==== Lesetext ====

# einsteiger sucht...



## laus leber (5. Oktober 2002)

hallo 

brauch unbedingt ein paar tips... 

...hab schon mal rumgefragt, aber irgendwie...

ich möcht semi-semiprofessionell sachen für ebay fotografieren...

...vor allem solche sachen wie schallplattenlabel, aber auch dinge, die nicht in den scanner passen... also kleine sachen...

...und suche nach tipps für die beleuchtung, die auf dem tisch herrschen muss...wie macht man das...?

zum anderen bräuchte ich eine kaufempfehlung für eine geeignete digitalkamera älterer bauart...

...so`n schrott eben... ...

...z.zt. hab ich ne pencam, das ist natürlich unter aller kanone...und mit so einer 1,3 gb aiptek hab ich auch schon versucht, aber sowas taugt ja leider nur für schnappschüsse...

vielen dank

laus


----------



## nickname (5. Oktober 2002)

2 mio. Pixel und eine 16 MB Karte sollten es schon sein. Ich selber hab die Fuji 201 A finepix, und bin superbegeistert! Einer Freundin habe ich gerade die noch etwas günstigere Mustek MDC-3000 empfohlen!
Die gibts hier am günstigsten: http://www.technik4free.de/shop/index.html
Sicher keine Profikameras, die fangen ja erst bei ein paar 100 Tacken an, aber so um die 200 Euro gibt es wirklich schon sehr gute Dinger, die für einen Ausdruck in normaler Fotogrösse 10x15cm reichen! Ich will gar keine teurere, weil ich mir kaum vorstellen kann, dass die Quali noch besser sein könnte *g*.

Gruss nickname :|


----------



## laus leber (6. Oktober 2002)

hi nickname

vielen dank fürs antworten... 

die guck ich mir auf jeden fall mal an...


...mit älteren digitalcameras kennst du dich auch aus ?  

diese geräte der 1./2. generation...oder gibt es da vielleicht probleme mit schnittstellen/formaten etc. ?

...und mit beleuchtung ?

hab letztens versucht, ein ceranfeld zu fotografieren...ohweia...


----------



## nickname (6. Oktober 2002)

==== Vorgegebene Daten ====

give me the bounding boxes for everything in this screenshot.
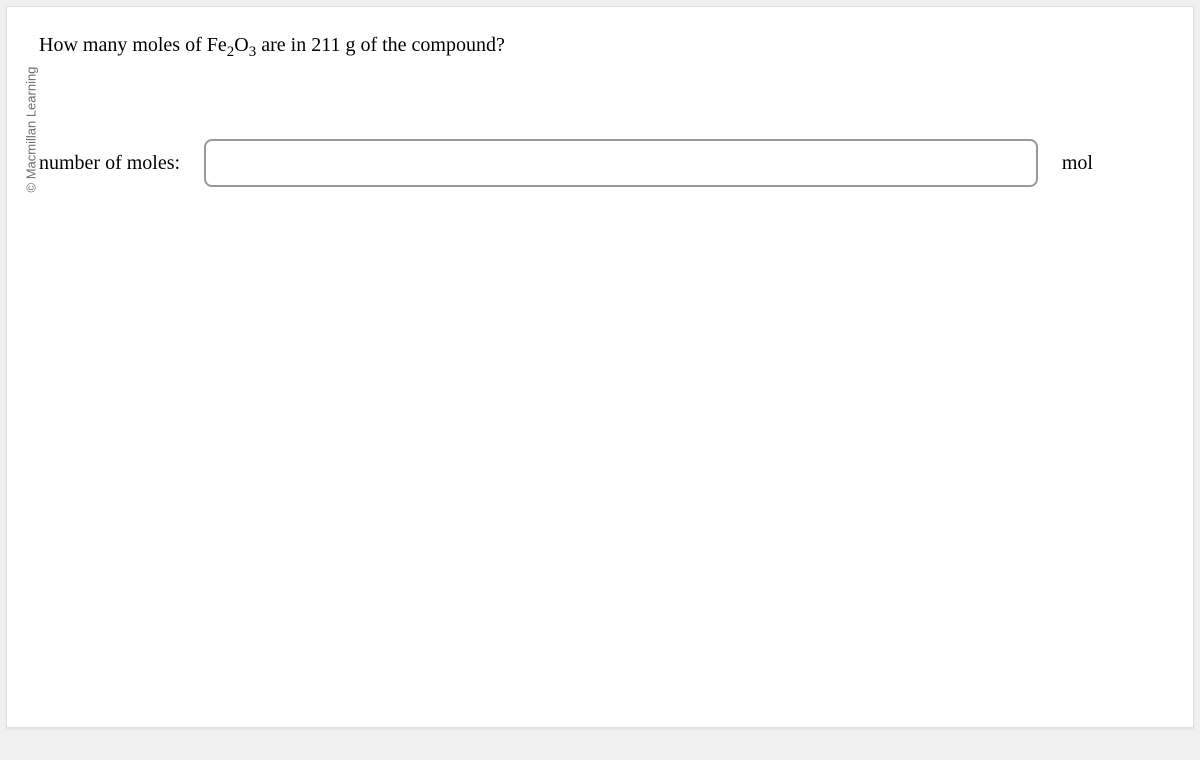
question-mid: O [234,34,248,56]
question-prefix: How many moles of Fe [39,34,227,56]
unit-label: mol [1062,152,1153,175]
copyright-text: © Macmillan Learning [24,33,39,193]
content-panel: © Macmillan Learning How many moles of F… [6,6,1194,728]
answer-input[interactable] [204,139,1038,187]
question-suffix: are in 211 g of the compound? [256,34,505,56]
page-container: © Macmillan Learning How many moles of F… [0,0,1200,760]
input-label: number of moles: [39,152,180,175]
answer-row: number of moles: mol [39,139,1153,187]
question-text: How many moles of Fe2O3 are in 211 g of … [39,31,1153,59]
question-area: How many moles of Fe2O3 are in 211 g of … [7,7,1193,211]
copyright-sidebar: © Macmillan Learning [11,17,31,217]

====

_Zu erledigen_
1. Schreib aus dem Foren-Thread über Digitalkameras das Stück zwischen "ich möcht semi-semiprofessionell" und "digitalkamera älterer bauart..." wortgetreu ab, beide Enden eingeschlossen.
2. Gib aus den Zeilen, nicht aus dem Foren-Thread, alles zwischen der Zeile mit "question-mid: O [234,34,248,56]" und der Zeile mit "question-text: How many" unverändert aus, beide eingeschlossen.
Der Foren-Thread und die Zeilen haben nichts miteinander zu tun.

_Lösungen zur Übung_
1.
ich möcht semi-semiprofessionell sachen für ebay fotografieren...

...vor allem solche sachen wie schallplattenlabel, aber auch dinge, die nicht in den scanner passen... also kleine sachen...

...und suche nach tipps für die beleuchtung, die auf dem tisch herrschen muss...wie macht man das...?

zum anderen bräuchte ich eine kaufempfehlung für eine geeignete digitalkamera älterer bauart...

2.
question-mid: O [234,34,248,56]
question-prefix: How many moles of Fe [39,34,227,56]
unit-label: mol [1062,152,1153,175]
copyright-text: © Macmillan Learning [24,33,39,193]
content-panel: © Macmillan Learning How many moles of F… [6,6,1194,728]
answer-input[interactable] [204,139,1038,187]
question-suffix: are in 211 g of the compound? [256,34,505,56]
page-container: © Macmillan Learning How many moles of F… [0,0,1200,760]
input-label: number of moles: [39,152,180,175]
answer-row: number of moles: mol [39,139,1153,187]
question-text: How many moles of Fe2O3 are in 211 g of … [39,31,1153,59]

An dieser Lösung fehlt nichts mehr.